What follows is a set of entries. Give them again exactly, without the pictures.

□ □ □

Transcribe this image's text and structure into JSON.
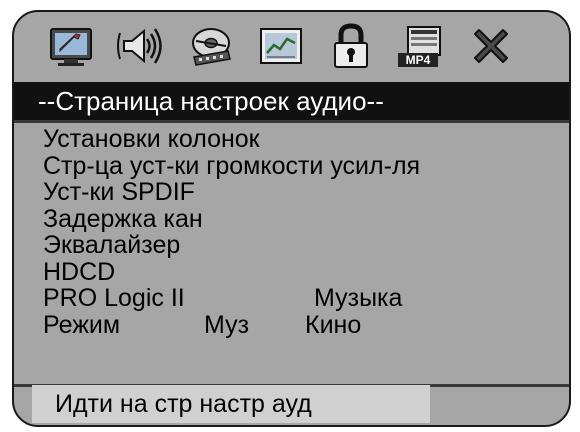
{
  "toolbar": {
    "icons": [
      {
        "name": "general-setup-icon",
        "selected": false
      },
      {
        "name": "audio-setup-icon",
        "selected": true
      },
      {
        "name": "video-setup-icon",
        "selected": false
      },
      {
        "name": "preference-setup-icon",
        "selected": false
      },
      {
        "name": "password-lock-icon",
        "selected": false
      },
      {
        "name": "mp4-setup-icon",
        "selected": false,
        "label": "MP4"
      },
      {
        "name": "exit-icon",
        "selected": false
      }
    ]
  },
  "header": {
    "title": "--Страница настроек аудио--"
  },
  "menu": {
    "items": [
      {
        "label": "Установки колонок"
      },
      {
        "label": "Стр-ца уст-ки громкости усил-ля"
      },
      {
        "label": "Уст-ки SPDIF"
      },
      {
        "label": "Задержка кан"
      },
      {
        "label": "Эквалайзер"
      },
      {
        "label": "HDCD"
      },
      {
        "label": "PRO Logic II",
        "value": "Музыка"
      },
      {
        "label": "Режим",
        "value": "Муз",
        "value2": "Кино"
      }
    ]
  },
  "status": {
    "text": "Идти на стр настр ауд"
  },
  "colors": {
    "panel": "#a6a6a6",
    "title_bar": "#111111",
    "status_bar": "#d0d0d0"
  }
}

□ □ □

THE COMPLETED TASK.
Transcribe this image's text and structure into JSON.
{
  "toolbar": {
    "icons": [
      {
        "name": "general-setup-icon",
        "selected": false
      },
      {
        "name": "audio-setup-icon",
        "selected": true
      },
      {
        "name": "video-setup-icon",
        "selected": false
      },
      {
        "name": "preference-setup-icon",
        "selected": false
      },
      {
        "name": "password-lock-icon",
        "selected": false
      },
      {
        "name": "mp4-setup-icon",
        "selected": false,
        "label": "MP4"
      },
      {
        "name": "exit-icon",
        "selected": false
      }
    ]
  },
  "header": {
    "title": "--Страница настроек аудио--"
  },
  "menu": {
    "items": [
      {
        "label": "Установки колонок"
      },
      {
        "label": "Стр-ца уст-ки громкости усил-ля"
      },
      {
        "label": "Уст-ки SPDIF"
      },
      {
        "label": "Задержка кан"
      },
      {
        "label": "Эквалайзер"
      },
      {
        "label": "HDCD"
      },
      {
        "label": "PRO Logic II",
        "value": "Музыка"
      },
      {
        "label": "Режим",
        "value": "Муз",
        "value2": "Кино"
      }
    ]
  },
  "status": {
    "text": "Идти на стр настр ауд"
  },
  "colors": {
    "panel": "#a6a6a6",
    "title_bar": "#111111",
    "status_bar": "#d0d0d0"
  }
}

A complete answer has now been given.